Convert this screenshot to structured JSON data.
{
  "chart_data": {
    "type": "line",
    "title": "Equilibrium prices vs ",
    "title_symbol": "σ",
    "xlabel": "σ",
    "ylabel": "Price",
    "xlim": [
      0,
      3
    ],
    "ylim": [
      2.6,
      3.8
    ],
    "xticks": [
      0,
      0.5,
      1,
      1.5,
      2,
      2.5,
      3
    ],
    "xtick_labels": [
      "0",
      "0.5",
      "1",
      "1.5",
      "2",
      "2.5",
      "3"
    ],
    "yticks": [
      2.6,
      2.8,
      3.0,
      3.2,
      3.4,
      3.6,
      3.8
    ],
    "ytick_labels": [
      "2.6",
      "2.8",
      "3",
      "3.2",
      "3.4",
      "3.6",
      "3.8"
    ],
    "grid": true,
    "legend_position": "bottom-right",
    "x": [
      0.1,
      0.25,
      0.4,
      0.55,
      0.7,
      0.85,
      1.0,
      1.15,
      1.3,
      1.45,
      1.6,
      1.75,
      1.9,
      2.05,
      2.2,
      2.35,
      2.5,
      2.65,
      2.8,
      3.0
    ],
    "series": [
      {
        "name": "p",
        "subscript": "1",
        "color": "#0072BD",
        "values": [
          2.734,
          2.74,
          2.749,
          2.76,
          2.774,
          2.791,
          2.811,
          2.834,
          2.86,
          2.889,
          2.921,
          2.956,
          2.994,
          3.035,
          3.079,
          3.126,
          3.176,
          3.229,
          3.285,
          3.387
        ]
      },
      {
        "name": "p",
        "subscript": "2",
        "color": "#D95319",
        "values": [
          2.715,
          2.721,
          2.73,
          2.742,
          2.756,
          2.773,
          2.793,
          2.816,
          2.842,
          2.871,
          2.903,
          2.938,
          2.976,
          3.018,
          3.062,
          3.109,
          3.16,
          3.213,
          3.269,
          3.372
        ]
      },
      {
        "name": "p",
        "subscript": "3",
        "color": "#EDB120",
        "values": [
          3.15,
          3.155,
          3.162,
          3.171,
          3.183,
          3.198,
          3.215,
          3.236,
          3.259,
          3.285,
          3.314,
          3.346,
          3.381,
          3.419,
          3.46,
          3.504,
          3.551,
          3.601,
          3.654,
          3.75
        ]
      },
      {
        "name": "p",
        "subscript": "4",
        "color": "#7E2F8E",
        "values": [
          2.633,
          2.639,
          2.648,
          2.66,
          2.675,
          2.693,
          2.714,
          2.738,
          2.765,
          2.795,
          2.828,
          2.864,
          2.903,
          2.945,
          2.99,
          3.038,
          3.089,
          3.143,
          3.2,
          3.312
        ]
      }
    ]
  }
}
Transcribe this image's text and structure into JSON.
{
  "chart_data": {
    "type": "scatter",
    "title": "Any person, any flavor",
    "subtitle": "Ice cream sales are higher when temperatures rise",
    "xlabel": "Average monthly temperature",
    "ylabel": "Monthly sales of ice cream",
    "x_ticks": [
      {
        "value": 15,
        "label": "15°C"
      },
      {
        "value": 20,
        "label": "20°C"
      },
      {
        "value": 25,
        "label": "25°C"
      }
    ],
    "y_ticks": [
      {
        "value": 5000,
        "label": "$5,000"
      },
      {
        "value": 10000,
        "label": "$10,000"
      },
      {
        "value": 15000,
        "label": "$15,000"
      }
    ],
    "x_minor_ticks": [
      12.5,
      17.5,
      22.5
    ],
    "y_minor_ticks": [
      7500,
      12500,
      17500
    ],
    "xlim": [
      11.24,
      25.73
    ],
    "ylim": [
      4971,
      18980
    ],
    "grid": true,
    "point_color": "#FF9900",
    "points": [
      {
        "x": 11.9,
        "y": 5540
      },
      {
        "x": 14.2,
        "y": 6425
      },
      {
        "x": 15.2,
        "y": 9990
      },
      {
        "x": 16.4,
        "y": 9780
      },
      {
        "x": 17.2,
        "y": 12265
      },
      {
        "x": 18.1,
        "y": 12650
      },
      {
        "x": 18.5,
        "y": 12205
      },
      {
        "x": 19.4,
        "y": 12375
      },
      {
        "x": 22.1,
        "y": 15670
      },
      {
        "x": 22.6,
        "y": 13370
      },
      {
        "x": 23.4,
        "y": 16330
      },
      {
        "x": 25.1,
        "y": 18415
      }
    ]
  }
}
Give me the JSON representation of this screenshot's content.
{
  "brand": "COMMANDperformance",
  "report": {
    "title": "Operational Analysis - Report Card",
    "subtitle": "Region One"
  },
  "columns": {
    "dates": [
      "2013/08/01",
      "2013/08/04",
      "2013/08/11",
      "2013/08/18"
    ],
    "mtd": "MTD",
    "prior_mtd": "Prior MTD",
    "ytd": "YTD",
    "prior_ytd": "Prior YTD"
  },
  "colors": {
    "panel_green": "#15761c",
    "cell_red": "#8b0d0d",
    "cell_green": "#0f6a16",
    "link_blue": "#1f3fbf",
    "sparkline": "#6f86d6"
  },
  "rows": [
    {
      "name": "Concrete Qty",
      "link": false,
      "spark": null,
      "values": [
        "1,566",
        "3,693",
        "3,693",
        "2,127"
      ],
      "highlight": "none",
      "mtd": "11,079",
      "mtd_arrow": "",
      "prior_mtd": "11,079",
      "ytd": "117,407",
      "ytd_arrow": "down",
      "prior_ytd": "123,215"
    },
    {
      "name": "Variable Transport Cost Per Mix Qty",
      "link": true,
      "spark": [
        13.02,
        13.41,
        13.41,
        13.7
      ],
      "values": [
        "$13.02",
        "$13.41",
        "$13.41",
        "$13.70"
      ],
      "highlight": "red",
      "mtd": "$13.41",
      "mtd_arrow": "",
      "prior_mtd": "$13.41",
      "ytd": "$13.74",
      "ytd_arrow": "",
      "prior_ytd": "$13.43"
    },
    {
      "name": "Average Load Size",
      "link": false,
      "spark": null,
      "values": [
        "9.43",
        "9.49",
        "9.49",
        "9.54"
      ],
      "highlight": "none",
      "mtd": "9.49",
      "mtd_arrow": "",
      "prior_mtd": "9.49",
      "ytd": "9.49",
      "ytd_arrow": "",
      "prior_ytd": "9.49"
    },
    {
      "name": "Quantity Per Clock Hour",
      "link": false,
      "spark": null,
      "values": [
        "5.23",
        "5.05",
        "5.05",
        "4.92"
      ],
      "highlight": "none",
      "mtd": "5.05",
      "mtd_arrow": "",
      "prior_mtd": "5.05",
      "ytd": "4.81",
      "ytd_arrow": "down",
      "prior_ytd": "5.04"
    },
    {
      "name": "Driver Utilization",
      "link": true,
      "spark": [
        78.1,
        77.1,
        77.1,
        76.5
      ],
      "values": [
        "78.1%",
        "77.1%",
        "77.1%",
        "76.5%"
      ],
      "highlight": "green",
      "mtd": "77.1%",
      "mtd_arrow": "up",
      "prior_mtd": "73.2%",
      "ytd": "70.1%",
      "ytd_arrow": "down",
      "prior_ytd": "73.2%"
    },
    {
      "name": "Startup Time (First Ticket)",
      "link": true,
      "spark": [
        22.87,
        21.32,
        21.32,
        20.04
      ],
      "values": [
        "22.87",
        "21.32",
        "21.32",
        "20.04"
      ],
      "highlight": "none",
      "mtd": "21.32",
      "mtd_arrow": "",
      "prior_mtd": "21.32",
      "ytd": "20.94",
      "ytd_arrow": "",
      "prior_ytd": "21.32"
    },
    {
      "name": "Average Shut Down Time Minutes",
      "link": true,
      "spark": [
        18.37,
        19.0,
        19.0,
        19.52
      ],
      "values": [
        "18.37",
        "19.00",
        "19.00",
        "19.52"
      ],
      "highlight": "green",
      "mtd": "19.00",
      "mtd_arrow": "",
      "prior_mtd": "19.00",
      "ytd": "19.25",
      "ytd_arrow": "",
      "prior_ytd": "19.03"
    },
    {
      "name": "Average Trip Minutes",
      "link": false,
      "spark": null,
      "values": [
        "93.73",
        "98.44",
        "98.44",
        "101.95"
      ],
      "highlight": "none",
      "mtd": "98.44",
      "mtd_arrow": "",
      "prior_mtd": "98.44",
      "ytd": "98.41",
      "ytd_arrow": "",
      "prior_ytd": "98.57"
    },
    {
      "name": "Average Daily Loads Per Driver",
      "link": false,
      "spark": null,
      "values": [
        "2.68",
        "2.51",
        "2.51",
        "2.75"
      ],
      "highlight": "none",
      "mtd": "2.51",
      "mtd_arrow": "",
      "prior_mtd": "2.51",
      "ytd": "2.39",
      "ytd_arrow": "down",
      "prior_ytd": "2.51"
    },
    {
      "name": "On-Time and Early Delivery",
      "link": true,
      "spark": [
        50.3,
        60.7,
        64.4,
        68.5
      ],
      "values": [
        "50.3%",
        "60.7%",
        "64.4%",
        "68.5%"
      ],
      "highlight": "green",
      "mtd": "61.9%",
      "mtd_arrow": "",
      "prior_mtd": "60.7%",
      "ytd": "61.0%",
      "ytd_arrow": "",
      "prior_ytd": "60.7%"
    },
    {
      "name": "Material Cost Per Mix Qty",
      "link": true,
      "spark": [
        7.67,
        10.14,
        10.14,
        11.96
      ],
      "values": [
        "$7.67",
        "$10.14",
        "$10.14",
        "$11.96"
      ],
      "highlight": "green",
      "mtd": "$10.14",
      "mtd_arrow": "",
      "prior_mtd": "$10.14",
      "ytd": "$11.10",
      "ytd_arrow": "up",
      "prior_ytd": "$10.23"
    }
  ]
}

» Work to complete
Return every line from the records above that holds the word "Average".

» Correct response
    "xlabel": "Average monthly temperature",
      "name": "Average Load Size",
      "name": "Average Shut Down Time Minutes",
      "name": "Average Trip Minutes",
      "name": "Average Daily Loads Per Driver",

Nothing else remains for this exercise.